TASK OBJECTIVE: Identify the lines that include the word "estimator", then copy all of them.
-----
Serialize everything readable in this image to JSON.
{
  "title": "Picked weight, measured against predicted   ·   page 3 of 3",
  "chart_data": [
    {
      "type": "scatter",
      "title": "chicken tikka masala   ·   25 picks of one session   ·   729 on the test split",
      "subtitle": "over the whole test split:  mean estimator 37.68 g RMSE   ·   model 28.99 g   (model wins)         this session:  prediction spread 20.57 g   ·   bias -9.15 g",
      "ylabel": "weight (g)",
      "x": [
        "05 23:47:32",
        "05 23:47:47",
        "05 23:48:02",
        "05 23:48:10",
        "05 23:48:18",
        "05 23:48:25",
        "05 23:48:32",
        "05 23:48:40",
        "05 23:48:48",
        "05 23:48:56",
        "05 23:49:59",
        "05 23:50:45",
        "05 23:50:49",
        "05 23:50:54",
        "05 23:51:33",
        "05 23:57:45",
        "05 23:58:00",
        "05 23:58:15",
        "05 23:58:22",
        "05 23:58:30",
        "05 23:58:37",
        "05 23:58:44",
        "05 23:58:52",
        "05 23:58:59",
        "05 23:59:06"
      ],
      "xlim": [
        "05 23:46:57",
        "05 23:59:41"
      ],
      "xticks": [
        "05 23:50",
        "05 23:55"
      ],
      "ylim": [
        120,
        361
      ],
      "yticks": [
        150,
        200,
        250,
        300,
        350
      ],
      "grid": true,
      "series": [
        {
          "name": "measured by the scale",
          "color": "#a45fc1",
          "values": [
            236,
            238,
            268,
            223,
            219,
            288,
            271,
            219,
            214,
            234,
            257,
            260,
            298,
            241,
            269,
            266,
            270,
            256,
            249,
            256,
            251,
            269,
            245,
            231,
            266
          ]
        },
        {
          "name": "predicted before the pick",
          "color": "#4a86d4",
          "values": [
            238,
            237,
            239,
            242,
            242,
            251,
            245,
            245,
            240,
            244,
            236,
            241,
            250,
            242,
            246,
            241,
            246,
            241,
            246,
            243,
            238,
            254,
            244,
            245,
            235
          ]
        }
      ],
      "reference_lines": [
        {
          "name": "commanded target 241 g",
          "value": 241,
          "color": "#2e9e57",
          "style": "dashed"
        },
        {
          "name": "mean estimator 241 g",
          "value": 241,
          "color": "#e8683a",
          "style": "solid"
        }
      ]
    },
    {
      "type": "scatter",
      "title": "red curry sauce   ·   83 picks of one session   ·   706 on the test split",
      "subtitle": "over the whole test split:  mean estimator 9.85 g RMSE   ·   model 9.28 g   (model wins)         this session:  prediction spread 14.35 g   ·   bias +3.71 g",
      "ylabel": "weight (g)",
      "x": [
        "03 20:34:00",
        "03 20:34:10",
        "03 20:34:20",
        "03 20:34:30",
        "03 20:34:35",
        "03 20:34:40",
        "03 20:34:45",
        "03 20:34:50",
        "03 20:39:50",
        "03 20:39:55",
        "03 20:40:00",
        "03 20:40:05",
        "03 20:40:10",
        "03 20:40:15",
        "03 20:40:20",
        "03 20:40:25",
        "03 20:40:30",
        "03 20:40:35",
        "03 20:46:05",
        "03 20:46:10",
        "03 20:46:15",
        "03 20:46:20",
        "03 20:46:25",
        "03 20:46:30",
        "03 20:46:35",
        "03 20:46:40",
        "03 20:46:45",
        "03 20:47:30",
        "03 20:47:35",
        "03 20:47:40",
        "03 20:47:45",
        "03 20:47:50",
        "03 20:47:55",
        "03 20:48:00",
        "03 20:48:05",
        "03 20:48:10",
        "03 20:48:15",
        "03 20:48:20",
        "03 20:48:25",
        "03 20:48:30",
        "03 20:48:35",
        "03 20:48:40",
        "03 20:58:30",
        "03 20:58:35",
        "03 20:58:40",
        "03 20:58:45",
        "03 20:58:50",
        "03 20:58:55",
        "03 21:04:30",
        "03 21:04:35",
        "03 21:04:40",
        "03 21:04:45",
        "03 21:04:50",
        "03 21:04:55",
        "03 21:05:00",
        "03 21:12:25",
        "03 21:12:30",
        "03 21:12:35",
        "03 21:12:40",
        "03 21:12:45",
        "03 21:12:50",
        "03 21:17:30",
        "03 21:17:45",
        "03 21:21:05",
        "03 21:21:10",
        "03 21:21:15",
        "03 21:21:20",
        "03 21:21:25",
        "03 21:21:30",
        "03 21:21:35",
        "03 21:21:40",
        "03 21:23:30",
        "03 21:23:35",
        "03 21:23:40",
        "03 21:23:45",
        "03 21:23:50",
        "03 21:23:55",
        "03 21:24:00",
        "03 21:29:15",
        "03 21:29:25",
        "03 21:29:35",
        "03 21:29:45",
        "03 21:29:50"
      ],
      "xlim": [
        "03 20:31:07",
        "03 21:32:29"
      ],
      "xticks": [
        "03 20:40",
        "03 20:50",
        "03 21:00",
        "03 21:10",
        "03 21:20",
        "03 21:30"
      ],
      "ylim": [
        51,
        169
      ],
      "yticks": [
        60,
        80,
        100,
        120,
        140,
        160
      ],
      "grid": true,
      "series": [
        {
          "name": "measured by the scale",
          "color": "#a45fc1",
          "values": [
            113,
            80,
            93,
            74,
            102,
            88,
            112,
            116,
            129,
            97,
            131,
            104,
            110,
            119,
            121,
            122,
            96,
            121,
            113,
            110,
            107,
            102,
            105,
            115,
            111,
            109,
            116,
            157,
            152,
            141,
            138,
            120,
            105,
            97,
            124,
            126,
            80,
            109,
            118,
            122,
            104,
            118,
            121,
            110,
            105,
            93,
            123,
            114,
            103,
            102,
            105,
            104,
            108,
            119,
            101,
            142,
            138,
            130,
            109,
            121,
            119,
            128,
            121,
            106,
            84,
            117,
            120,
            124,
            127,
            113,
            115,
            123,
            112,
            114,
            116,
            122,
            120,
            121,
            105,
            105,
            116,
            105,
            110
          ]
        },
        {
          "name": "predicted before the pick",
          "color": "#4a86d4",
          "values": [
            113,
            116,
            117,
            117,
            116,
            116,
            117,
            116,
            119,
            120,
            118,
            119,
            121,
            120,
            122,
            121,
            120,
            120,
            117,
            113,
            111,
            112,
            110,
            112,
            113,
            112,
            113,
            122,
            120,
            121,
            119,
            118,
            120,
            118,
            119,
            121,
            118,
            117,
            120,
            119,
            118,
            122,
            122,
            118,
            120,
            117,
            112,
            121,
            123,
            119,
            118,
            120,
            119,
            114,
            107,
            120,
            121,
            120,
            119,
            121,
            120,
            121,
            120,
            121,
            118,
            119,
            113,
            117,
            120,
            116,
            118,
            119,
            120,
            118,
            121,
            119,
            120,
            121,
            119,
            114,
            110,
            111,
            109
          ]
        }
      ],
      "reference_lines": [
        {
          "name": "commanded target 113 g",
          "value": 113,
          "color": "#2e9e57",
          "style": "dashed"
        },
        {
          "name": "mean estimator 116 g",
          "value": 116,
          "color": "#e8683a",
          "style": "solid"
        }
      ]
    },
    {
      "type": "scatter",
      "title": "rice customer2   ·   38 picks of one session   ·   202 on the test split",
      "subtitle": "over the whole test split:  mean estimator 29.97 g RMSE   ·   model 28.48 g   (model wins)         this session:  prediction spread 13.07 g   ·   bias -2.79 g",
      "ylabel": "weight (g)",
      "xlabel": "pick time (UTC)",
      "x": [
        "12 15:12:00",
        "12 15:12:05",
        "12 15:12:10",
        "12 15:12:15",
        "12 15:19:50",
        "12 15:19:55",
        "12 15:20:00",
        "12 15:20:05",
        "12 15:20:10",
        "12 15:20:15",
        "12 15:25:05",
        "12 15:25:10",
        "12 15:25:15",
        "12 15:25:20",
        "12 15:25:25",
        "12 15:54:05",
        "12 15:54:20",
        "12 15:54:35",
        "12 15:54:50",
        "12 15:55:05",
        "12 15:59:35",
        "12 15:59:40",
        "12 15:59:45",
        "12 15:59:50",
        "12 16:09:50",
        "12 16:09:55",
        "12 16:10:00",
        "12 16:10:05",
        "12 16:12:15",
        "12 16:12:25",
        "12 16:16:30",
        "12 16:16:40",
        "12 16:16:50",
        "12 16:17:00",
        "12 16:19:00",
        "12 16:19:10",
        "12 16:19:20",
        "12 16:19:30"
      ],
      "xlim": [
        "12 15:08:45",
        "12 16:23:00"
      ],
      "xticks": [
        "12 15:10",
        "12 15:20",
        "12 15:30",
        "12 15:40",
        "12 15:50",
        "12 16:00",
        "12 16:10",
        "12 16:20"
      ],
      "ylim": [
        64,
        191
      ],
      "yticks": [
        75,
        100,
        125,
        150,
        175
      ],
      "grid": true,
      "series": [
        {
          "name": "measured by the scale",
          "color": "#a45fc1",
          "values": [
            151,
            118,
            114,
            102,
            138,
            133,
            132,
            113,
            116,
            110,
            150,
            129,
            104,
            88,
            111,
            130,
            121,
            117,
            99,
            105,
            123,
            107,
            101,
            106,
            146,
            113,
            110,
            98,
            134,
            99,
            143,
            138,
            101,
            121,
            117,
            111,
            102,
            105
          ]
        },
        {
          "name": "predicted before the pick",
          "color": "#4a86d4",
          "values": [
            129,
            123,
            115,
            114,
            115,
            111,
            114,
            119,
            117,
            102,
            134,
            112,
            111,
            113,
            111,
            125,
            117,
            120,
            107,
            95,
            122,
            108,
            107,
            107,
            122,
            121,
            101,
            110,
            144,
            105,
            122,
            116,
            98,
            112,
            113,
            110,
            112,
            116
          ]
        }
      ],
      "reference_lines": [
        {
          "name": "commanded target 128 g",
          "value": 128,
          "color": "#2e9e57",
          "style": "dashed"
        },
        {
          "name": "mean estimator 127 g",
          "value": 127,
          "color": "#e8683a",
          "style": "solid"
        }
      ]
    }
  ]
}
-----
FINAL RESULT:
      "subtitle": "over the whole test split:  mean estimator 37.68 g RMSE   ·   model 28.99 g   (model wins)         this session:  prediction spread 20.57 g   ·   bias -9.15 g",
          "name": "mean estimator 241 g",
      "subtitle": "over the whole test split:  mean estimator 9.85 g RMSE   ·   model 9.28 g   (model wins)         this session:  prediction spread 14.35 g   ·   bias +3.71 g",
          "name": "mean estimator 116 g",
      "subtitle": "over the whole test split:  mean estimator 29.97 g RMSE   ·   model 28.48 g   (model wins)         this session:  prediction spread 13.07 g   ·   bias -2.79 g",
          "name": "mean estimator 127 g",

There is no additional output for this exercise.